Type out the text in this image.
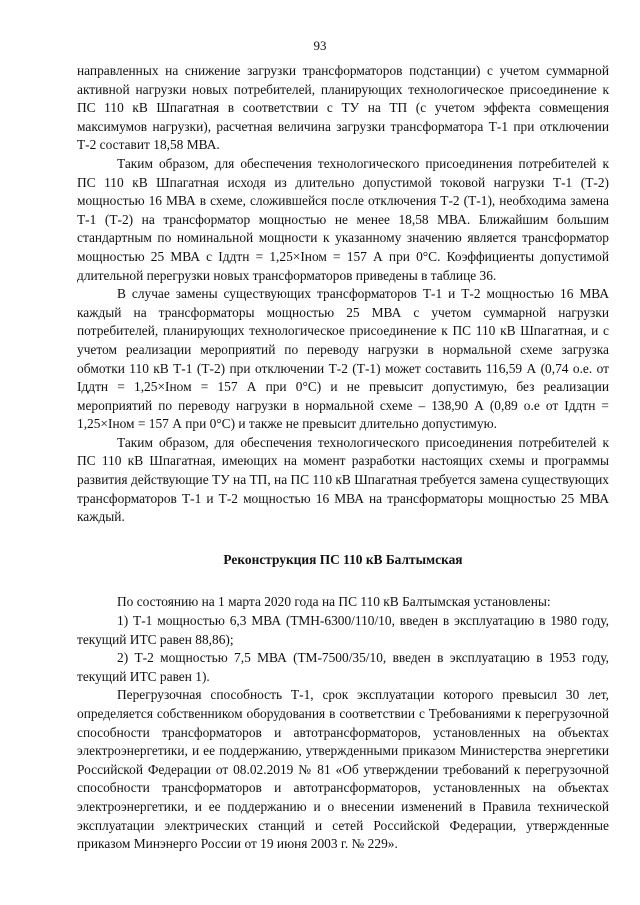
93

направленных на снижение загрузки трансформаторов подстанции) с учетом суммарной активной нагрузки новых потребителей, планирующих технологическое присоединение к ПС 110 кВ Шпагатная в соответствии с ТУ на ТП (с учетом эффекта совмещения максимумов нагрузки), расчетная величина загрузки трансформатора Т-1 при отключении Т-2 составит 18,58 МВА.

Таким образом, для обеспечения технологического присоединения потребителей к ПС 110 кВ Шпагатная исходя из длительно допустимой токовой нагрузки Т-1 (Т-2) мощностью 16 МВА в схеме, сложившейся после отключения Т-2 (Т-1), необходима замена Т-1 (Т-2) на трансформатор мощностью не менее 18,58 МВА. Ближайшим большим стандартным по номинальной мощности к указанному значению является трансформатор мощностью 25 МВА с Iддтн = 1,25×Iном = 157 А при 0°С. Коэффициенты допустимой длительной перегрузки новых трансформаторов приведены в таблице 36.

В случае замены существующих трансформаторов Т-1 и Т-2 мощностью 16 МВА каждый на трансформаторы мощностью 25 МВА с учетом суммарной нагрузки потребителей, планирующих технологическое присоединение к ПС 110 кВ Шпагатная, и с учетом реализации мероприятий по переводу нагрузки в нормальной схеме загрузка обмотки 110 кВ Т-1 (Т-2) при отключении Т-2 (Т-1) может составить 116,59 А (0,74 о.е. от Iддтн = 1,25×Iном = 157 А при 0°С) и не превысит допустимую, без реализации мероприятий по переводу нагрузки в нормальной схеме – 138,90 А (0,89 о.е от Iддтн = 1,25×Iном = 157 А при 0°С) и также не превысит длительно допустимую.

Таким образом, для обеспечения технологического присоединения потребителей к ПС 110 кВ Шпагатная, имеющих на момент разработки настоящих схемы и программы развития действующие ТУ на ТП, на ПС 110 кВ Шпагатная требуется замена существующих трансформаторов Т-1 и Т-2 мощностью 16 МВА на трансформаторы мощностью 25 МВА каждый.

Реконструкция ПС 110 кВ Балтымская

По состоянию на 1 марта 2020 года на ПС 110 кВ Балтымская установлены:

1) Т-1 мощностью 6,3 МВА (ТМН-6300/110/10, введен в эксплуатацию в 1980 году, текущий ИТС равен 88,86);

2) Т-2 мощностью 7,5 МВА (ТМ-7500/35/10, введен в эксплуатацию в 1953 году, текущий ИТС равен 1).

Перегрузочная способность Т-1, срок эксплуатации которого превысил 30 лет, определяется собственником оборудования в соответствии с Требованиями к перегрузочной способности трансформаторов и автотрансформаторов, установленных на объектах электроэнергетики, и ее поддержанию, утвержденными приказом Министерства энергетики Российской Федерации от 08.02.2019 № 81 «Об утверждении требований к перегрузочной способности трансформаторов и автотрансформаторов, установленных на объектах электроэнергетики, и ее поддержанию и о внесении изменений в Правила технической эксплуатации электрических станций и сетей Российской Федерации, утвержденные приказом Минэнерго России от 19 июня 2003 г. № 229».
══════
● Requirements
Using the records above, list each line that includes "равен".

● Task solution
1) Т-1 мощностью 6,3 МВА (ТМН-6300/110/10, введен в эксплуатацию в 1980 году, текущий ИТС равен 88,86);
2) Т-2 мощностью 7,5 МВА (ТМ-7500/35/10, введен в эксплуатацию в 1953 году, текущий ИТС равен 1).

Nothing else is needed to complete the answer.